* Excerpt provided:

§

Let’s Make: Awesome Bunting!

And so I dip my toe into the waters of tutorials beginning with bunting, which turns out to have a deceptively large number of steps to it!

I’ll be the first to admit that there is an overwhelming array of bunting tutorials out there and nearly as many different methodologies.

My tutorial is not the fastest method, but it is a relatively straightforward way of making bunting that will withstand a bit of rough treatment over the years and come out of storage in a fairly presentable state.

If you’re a seasoned crafter looking for something simple to follow then use the headings in bold as a framework for your crafting.

Otherwise, I hope that my general ramblings provide a few hints and tips that I’ve picked up over the years, most often as a result of frustration, tears and abandoned projects.

§

[Labeled box data]
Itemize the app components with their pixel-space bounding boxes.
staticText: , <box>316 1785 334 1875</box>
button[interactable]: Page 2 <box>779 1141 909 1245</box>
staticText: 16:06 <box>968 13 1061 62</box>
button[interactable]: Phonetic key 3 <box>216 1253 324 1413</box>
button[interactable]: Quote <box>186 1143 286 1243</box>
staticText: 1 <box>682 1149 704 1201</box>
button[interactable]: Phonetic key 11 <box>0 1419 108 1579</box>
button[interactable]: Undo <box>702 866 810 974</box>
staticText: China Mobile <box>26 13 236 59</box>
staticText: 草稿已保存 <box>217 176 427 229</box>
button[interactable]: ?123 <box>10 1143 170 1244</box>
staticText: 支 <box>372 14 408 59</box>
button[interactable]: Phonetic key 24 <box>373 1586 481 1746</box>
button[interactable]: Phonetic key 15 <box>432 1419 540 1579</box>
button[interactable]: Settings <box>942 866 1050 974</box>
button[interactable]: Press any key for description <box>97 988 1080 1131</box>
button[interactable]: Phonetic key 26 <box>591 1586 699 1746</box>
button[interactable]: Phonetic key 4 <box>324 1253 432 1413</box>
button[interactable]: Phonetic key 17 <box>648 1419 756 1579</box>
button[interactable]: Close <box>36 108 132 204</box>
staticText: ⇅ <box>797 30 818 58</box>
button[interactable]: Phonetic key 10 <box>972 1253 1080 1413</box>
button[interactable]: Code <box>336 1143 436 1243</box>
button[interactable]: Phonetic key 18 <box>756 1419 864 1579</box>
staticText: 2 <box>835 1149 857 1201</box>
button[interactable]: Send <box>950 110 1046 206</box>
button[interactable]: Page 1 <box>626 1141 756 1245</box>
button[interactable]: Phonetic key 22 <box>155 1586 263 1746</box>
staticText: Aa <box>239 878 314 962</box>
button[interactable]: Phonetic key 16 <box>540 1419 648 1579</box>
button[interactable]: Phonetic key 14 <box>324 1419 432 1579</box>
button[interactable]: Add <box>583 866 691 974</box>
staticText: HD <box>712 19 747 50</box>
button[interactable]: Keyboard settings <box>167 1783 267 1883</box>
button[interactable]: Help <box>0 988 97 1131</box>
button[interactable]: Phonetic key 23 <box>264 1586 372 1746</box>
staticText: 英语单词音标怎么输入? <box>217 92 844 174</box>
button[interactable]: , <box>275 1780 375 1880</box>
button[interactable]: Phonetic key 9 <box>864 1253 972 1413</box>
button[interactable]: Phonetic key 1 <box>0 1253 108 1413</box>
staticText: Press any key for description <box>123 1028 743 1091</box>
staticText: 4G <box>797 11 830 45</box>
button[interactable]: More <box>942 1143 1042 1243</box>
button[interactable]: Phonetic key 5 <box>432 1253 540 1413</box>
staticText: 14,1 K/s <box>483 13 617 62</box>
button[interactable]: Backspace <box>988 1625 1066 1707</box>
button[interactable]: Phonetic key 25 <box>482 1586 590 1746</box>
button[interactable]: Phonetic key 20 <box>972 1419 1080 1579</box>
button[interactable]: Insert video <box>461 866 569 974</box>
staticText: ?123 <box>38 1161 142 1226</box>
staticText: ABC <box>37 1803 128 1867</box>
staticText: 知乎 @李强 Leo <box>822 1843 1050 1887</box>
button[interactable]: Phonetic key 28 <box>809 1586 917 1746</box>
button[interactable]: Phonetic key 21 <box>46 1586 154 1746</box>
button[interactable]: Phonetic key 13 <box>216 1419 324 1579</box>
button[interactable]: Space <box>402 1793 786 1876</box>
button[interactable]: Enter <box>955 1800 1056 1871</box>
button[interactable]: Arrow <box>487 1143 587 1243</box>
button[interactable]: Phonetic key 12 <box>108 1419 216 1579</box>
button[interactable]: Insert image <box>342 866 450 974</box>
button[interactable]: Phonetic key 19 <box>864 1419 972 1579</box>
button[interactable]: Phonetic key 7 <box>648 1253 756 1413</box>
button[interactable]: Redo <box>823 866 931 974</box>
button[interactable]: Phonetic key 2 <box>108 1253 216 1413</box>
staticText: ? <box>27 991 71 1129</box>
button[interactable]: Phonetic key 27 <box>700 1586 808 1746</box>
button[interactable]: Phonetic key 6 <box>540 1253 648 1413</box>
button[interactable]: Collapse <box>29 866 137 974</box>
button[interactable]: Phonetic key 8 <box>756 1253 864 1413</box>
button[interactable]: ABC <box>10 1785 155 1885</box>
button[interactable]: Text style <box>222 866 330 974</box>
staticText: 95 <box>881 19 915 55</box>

§

* Exercise instructions:
- 1) In the bunting tutorial introduction, what should a seasoned crafter use as a framework for their crafting?
- 2) Transcribe the bunting tutorial introduction word for word, starting at "I’ll be the" and ending at "for your crafting.".
- 3) The bunting tutorial introduction concedes that its method is not the fastest. What reasons does it give for using that method anyway?

* Written answers:
- 1) The headings in bold.

- 2)
I’ll be the first to admit that there is an overwhelming array of bunting tutorials out there and nearly as many different methodologies.

My tutorial is not the fastest method, but it is a relatively straightforward way of making bunting that will withstand a bit of rough treatment over the years and come out of storage in a fairly presentable state.

If you’re a seasoned crafter looking for something simple to follow then use the headings in bold as a framework for your crafting.

- 3) The method is relatively straightforward. The bunting it produces will withstand some rough treatment over the years and come out of storage in a fairly presentable state.